[Element and region data]

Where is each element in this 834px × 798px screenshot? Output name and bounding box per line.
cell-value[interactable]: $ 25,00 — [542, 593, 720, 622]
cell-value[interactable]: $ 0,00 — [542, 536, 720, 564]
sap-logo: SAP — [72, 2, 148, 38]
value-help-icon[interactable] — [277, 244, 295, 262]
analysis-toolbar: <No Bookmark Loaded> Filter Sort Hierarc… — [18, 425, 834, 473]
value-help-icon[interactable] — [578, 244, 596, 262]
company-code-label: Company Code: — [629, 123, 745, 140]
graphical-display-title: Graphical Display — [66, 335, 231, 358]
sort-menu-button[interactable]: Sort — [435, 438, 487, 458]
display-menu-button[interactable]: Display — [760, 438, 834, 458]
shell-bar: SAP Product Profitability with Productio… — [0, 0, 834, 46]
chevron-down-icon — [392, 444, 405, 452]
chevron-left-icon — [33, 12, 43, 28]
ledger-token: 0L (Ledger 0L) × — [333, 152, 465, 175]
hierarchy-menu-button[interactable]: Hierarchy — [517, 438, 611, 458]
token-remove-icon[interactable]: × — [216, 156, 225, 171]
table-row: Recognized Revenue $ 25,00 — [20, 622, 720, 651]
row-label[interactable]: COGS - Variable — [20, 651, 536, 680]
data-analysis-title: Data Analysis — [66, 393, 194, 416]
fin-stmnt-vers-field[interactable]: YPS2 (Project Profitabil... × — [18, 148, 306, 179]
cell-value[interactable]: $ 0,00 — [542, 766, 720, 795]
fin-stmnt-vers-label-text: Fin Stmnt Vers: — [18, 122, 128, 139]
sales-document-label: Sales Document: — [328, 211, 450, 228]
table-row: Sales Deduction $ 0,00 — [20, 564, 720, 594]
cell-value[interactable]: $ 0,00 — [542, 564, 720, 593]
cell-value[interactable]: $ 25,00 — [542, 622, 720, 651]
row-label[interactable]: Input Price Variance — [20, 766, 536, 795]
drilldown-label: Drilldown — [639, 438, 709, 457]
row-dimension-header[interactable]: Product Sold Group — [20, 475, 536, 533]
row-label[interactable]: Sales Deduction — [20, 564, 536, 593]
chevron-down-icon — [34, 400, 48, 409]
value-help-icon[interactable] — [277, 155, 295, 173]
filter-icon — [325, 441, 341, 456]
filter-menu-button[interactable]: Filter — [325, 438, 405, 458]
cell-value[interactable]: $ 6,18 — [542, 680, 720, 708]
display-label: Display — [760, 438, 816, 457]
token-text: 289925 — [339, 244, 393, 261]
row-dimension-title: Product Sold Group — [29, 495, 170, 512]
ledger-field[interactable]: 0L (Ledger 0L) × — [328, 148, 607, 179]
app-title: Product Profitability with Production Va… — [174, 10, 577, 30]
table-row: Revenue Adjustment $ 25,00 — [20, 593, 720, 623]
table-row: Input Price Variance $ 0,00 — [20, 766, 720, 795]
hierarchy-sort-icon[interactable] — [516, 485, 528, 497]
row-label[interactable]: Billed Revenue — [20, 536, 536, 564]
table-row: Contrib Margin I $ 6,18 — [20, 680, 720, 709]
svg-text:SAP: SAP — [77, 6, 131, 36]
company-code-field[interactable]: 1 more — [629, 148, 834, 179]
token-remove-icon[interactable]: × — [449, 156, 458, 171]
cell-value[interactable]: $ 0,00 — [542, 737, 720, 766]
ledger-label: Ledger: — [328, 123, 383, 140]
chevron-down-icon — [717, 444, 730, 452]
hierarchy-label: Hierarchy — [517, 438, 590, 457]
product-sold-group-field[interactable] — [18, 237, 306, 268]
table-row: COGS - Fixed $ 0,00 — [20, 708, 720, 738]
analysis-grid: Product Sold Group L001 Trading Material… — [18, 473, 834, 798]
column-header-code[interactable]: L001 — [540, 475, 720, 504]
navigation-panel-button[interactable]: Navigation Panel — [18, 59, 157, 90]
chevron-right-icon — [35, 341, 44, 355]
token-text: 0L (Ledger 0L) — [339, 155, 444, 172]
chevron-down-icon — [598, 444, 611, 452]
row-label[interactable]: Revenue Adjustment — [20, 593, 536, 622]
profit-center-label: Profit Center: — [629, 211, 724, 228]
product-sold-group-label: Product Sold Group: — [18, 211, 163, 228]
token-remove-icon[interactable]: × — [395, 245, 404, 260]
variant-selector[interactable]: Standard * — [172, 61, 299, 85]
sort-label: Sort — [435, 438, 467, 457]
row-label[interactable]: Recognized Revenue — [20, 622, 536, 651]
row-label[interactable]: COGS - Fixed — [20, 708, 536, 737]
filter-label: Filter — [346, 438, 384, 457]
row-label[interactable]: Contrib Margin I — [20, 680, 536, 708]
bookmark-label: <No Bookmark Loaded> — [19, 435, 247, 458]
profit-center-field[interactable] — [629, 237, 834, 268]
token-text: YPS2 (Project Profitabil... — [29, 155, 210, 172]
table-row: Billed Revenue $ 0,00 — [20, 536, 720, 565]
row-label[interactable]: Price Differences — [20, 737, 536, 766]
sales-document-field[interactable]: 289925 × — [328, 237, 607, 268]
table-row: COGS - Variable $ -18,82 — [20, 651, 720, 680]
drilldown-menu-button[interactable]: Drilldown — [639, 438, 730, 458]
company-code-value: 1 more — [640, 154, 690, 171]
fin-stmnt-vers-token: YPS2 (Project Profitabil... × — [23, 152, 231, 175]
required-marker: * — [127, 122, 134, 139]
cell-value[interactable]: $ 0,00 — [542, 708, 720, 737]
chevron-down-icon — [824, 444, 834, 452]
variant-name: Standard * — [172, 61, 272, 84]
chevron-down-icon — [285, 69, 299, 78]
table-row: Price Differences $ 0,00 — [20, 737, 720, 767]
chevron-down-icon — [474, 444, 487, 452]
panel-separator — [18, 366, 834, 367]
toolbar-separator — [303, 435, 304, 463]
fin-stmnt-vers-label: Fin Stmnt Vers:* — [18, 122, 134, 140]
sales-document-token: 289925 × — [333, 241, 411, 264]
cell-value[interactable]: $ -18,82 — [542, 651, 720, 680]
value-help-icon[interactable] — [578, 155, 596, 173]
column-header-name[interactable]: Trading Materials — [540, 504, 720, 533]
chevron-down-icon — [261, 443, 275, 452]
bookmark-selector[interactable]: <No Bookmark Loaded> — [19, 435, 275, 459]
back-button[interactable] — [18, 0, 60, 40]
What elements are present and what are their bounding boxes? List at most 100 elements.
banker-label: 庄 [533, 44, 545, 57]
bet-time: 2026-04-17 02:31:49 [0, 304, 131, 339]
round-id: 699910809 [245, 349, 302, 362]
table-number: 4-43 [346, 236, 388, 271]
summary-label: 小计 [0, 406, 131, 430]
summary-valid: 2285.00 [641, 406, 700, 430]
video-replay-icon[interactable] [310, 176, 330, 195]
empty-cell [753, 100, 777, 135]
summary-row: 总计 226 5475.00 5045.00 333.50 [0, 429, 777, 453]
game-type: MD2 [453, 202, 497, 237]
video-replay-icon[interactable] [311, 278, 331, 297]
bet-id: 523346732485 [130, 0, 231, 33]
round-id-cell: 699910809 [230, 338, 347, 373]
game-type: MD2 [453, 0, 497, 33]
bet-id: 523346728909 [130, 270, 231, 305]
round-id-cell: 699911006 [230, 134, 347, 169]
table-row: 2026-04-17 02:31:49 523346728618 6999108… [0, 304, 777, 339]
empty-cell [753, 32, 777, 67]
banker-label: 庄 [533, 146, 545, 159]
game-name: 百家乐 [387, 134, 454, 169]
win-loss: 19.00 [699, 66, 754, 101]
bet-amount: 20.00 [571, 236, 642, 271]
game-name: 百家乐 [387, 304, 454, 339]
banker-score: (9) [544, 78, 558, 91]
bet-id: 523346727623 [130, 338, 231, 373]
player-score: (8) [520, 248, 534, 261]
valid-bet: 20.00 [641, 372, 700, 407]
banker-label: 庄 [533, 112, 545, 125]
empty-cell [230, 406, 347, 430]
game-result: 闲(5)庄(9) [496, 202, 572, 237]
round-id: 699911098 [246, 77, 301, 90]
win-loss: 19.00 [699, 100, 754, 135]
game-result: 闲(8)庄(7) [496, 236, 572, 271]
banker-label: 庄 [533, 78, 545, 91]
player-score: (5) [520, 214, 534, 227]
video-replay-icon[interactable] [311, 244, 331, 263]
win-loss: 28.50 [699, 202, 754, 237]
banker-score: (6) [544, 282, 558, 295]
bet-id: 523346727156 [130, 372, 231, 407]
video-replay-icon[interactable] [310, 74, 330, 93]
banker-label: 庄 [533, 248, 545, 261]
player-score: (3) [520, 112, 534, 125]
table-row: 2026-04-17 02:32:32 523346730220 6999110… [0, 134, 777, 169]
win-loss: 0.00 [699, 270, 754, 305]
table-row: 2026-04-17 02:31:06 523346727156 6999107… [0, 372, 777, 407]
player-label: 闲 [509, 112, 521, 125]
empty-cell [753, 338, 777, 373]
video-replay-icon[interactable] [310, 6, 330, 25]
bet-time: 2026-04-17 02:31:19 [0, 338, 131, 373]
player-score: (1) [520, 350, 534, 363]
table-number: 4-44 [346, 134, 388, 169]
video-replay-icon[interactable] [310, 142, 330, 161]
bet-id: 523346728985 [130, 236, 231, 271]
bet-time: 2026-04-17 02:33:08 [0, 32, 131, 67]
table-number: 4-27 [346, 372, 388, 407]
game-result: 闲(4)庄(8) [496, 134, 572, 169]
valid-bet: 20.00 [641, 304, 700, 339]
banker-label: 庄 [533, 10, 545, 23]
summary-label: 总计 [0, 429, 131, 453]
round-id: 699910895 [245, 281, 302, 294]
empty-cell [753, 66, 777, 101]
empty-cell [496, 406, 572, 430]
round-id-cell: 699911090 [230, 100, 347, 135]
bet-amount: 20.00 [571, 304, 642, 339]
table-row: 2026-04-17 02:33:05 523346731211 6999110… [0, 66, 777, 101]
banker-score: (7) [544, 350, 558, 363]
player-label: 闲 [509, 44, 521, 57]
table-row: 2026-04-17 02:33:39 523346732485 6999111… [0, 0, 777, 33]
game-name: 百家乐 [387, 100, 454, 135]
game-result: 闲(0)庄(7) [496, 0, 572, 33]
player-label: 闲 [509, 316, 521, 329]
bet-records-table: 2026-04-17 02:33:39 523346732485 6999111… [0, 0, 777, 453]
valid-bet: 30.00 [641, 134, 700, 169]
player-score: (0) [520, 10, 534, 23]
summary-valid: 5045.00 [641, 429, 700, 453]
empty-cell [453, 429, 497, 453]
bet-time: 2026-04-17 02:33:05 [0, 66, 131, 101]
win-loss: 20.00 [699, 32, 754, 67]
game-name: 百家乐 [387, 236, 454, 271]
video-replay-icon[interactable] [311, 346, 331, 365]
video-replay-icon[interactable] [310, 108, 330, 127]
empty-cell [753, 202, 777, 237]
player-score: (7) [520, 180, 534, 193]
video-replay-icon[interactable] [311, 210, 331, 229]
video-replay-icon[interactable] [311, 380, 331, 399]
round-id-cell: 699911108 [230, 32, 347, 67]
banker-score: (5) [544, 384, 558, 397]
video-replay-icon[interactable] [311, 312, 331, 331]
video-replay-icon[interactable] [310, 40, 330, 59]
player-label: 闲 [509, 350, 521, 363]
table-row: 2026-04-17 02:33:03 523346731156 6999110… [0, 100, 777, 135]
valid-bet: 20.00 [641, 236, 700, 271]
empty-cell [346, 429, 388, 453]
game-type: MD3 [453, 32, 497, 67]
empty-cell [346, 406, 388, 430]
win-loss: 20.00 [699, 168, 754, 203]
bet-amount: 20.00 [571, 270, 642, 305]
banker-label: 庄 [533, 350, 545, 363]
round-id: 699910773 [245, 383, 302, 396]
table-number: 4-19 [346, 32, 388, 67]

- [WHAT THIS TASK INVOLVES]:
Please write out the entries word for word, starting with the first line and going on through the line that contains "fin-stmnt-vers-field[interactable]: YPS2 (Project".

- [TASK ANSWER]:
Where is each element in this 834px × 798px screenshot? Output name and bounding box per line.
cell-value[interactable]: $ 25,00 — [542, 593, 720, 622]
cell-value[interactable]: $ 0,00 — [542, 536, 720, 564]
sap-logo: SAP — [72, 2, 148, 38]
value-help-icon[interactable] — [277, 244, 295, 262]
analysis-toolbar: <No Bookmark Loaded> Filter Sort Hierarc… — [18, 425, 834, 473]
value-help-icon[interactable] — [578, 244, 596, 262]
company-code-label: Company Code: — [629, 123, 745, 140]
graphical-display-title: Graphical Display — [66, 335, 231, 358]
sort-menu-button[interactable]: Sort — [435, 438, 487, 458]
display-menu-button[interactable]: Display — [760, 438, 834, 458]
shell-bar: SAP Product Profitability with Productio… — [0, 0, 834, 46]
chevron-down-icon — [392, 444, 405, 452]
chevron-left-icon — [33, 12, 43, 28]
ledger-token: 0L (Ledger 0L) × — [333, 152, 465, 175]
hierarchy-menu-button[interactable]: Hierarchy — [517, 438, 611, 458]
token-remove-icon[interactable]: × — [216, 156, 225, 171]
table-row: Recognized Revenue $ 25,00 — [20, 622, 720, 651]
row-label[interactable]: COGS - Variable — [20, 651, 536, 680]
data-analysis-title: Data Analysis — [66, 393, 194, 416]
fin-stmnt-vers-field[interactable]: YPS2 (Project Profitabil... × — [18, 148, 306, 179]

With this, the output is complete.